-- START EXTRACTED DATA --

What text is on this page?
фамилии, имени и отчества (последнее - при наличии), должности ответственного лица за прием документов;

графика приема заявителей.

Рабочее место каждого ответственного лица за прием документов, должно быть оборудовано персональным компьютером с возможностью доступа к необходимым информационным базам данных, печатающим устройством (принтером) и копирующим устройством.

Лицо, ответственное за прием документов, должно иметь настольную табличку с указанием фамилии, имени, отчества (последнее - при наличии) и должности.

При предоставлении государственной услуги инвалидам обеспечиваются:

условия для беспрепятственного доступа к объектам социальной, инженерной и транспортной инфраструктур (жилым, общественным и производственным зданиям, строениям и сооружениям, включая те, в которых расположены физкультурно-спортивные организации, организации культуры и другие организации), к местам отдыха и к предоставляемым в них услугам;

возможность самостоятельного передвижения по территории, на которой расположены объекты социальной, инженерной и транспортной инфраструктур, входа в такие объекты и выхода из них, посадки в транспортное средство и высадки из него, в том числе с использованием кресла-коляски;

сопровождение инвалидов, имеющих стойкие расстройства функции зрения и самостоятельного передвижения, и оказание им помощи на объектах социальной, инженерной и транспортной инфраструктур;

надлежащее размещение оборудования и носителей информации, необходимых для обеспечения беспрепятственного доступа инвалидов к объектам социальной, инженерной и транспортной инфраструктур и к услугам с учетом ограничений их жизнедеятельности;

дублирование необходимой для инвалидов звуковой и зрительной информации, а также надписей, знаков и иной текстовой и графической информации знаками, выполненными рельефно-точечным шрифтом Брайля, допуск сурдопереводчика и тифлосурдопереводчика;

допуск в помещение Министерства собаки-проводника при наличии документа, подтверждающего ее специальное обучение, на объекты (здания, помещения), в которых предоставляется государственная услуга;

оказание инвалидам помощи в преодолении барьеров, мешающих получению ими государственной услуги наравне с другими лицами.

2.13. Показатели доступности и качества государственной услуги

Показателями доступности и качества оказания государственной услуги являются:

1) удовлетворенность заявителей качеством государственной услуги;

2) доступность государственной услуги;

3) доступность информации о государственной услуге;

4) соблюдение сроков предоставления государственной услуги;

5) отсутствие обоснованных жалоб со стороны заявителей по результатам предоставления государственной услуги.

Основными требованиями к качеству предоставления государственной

-- END EXTRACTED DATA --

Identify the lines above that contain the word "самостоятельного", then copy them.

» **OUTPUT BELOW**:
возможность самостоятельного передвижения по территории, на которой расположены объекты социальной, инженерной и транспортной инфраструктур, входа в такие объекты и выхода из них, посадки в транспортное средство и высадки из него, в том числе с использованием кресла-коляски;
сопровождение инвалидов, имеющих стойкие расстройства функции зрения и самостоятельного передвижения, и оказание им помощи на объектах социальной, инженерной и транспортной инфраструктур;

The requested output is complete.